▶ **Information provided**:
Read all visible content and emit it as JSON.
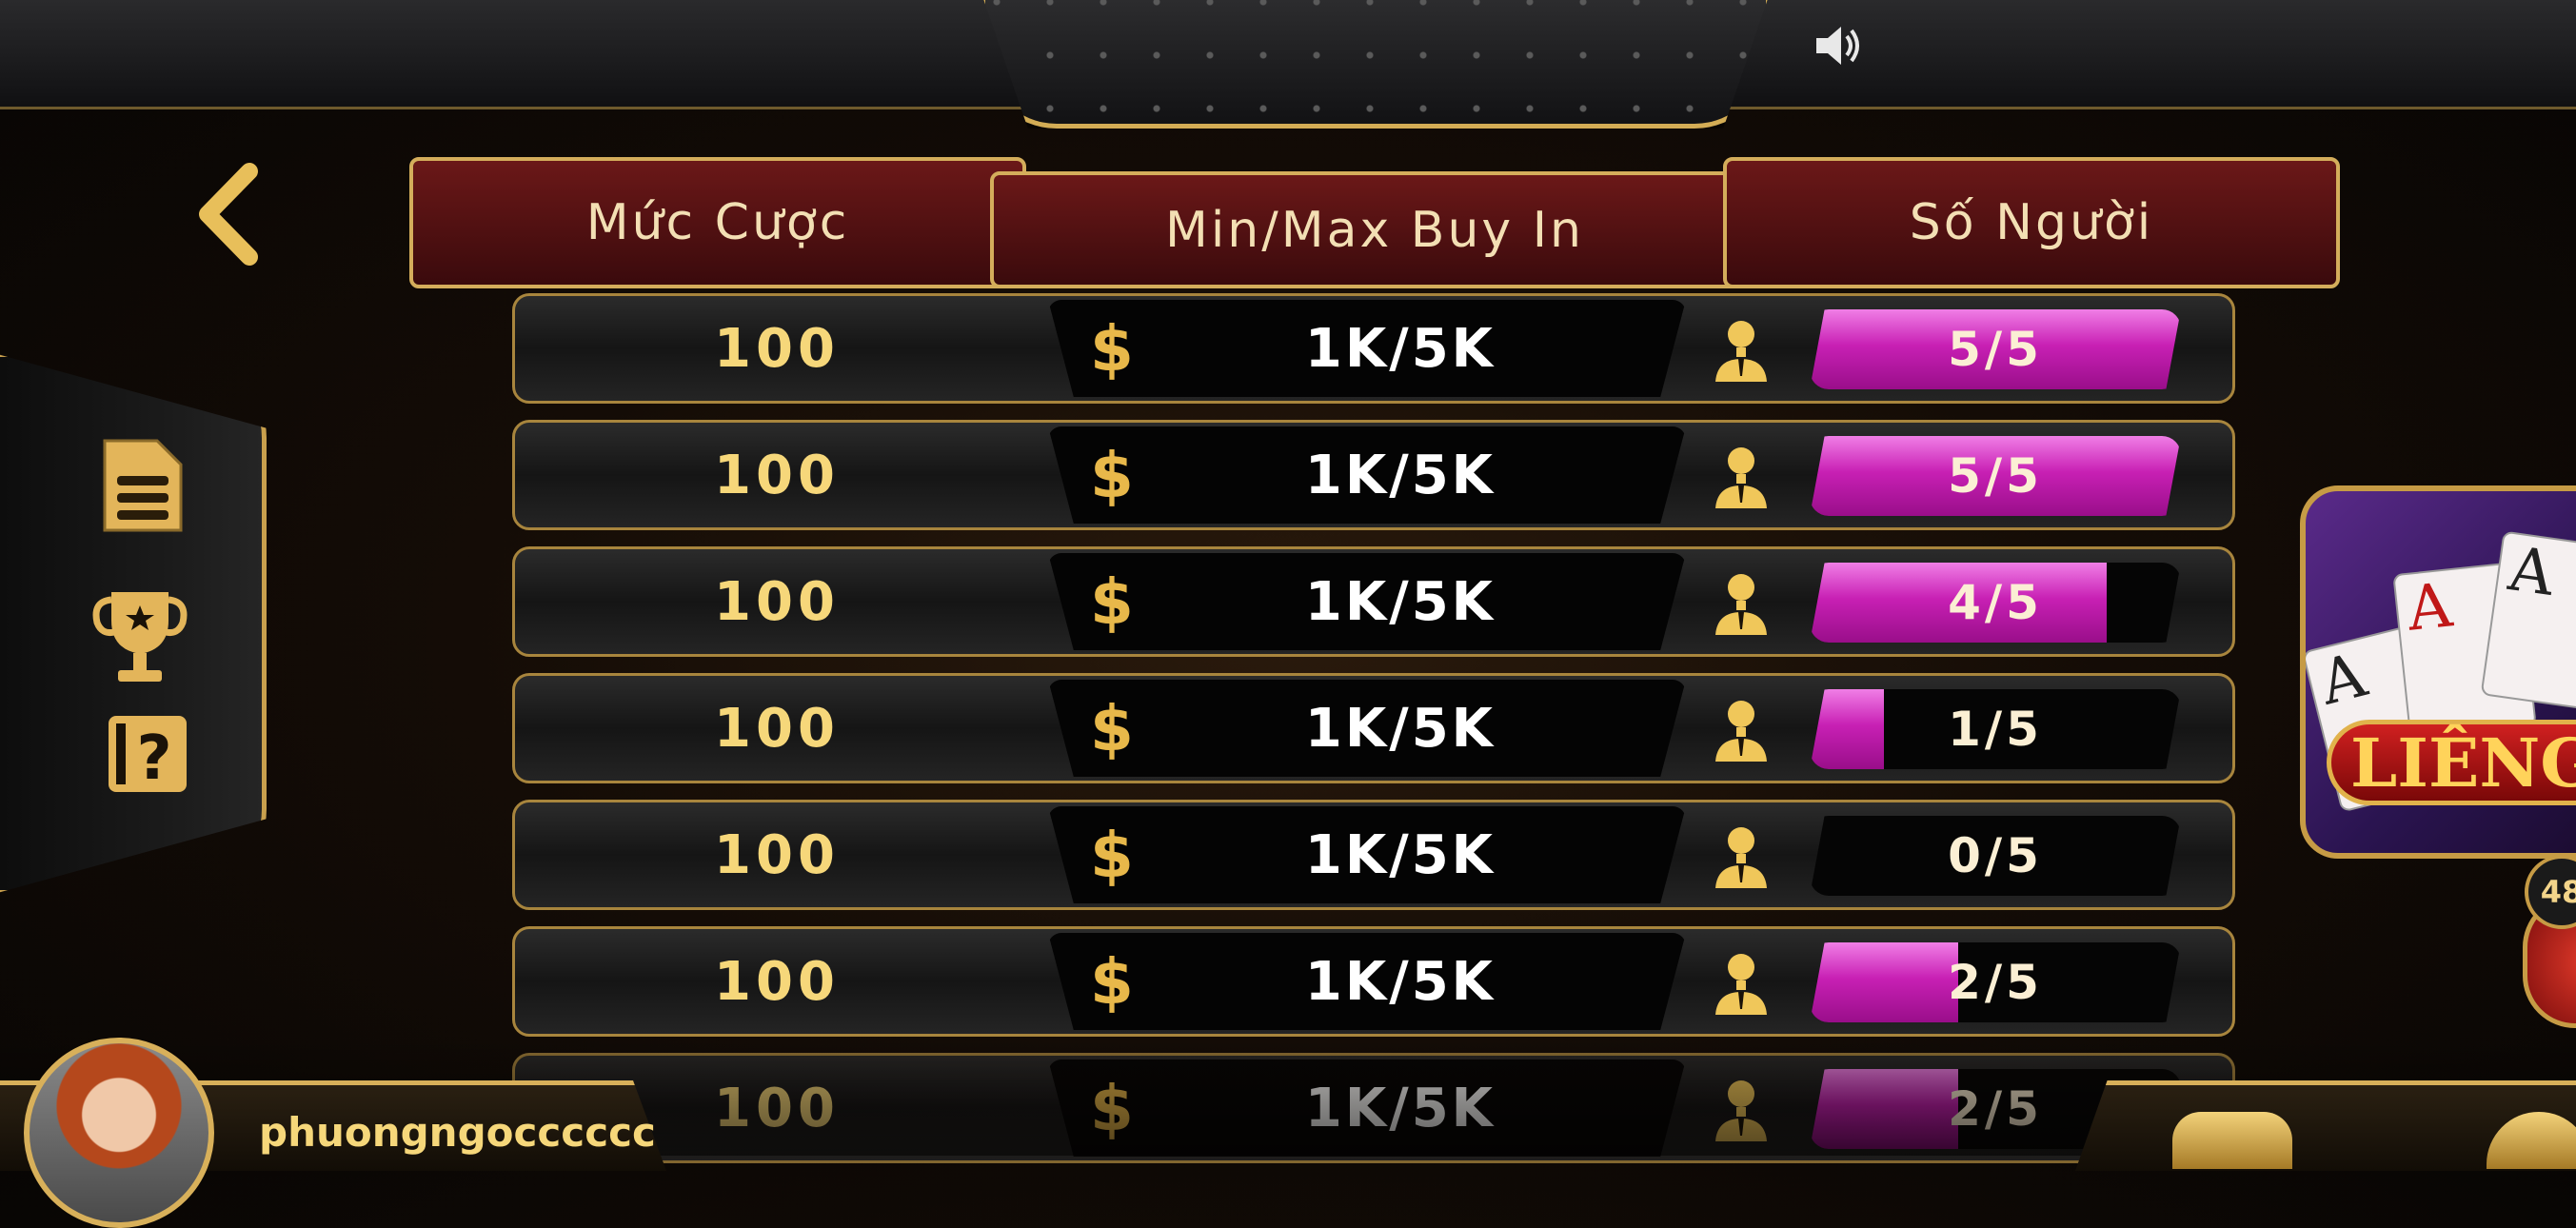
{
  "header": {
    "bet_label": "Mức Cược",
    "buyin_label": "Min/Max Buy In",
    "players_label": "Số Người"
  },
  "tables": [
    {
      "bet": "100",
      "buyin": "1K/5K",
      "players": "5/5",
      "fill": 1.0
    },
    {
      "bet": "100",
      "buyin": "1K/5K",
      "players": "5/5",
      "fill": 1.0
    },
    {
      "bet": "100",
      "buyin": "1K/5K",
      "players": "4/5",
      "fill": 0.8
    },
    {
      "bet": "100",
      "buyin": "1K/5K",
      "players": "1/5",
      "fill": 0.2
    },
    {
      "bet": "100",
      "buyin": "1K/5K",
      "players": "0/5",
      "fill": 0.0
    },
    {
      "bet": "100",
      "buyin": "1K/5K",
      "players": "2/5",
      "fill": 0.4
    },
    {
      "bet": "100",
      "buyin": "1K/5K",
      "players": "2/5",
      "fill": 0.4
    }
  ],
  "currency_symbol": "$",
  "game_badge": {
    "title": "LIÊNG",
    "card_rank": "A",
    "online_count": "48"
  },
  "user": {
    "username": "phuongngocccccc"
  },
  "colors": {
    "gold": "#d4ad5b",
    "magenta": "#c820b4",
    "header_red": "#6b1818"
  }
}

▶ **What you should do**:
Omit the pictures and restate the rest of the records verbatim.

▶ **Task solution**:
Read all visible content and emit it as JSON.
{
  "header": {
    "bet_label": "Mức Cược",
    "buyin_label": "Min/Max Buy In",
    "players_label": "Số Người"
  },
  "tables": [
    {
      "bet": "100",
      "buyin": "1K/5K",
      "players": "5/5",
      "fill": 1.0
    },
    {
      "bet": "100",
      "buyin": "1K/5K",
      "players": "5/5",
      "fill": 1.0
    },
    {
      "bet": "100",
      "buyin": "1K/5K",
      "players": "4/5",
      "fill": 0.8
    },
    {
      "bet": "100",
      "buyin": "1K/5K",
      "players": "1/5",
      "fill": 0.2
    },
    {
      "bet": "100",
      "buyin": "1K/5K",
      "players": "0/5",
      "fill": 0.0
    },
    {
      "bet": "100",
      "buyin": "1K/5K",
      "players": "2/5",
      "fill": 0.4
    },
    {
      "bet": "100",
      "buyin": "1K/5K",
      "players": "2/5",
      "fill": 0.4
    }
  ],
  "currency_symbol": "$",
  "game_badge": {
    "title": "LIÊNG",
    "card_rank": "A",
    "online_count": "48"
  },
  "user": {
    "username": "phuongngocccccc"
  },
  "colors": {
    "gold": "#d4ad5b",
    "magenta": "#c820b4",
    "header_red": "#6b1818"
  }
}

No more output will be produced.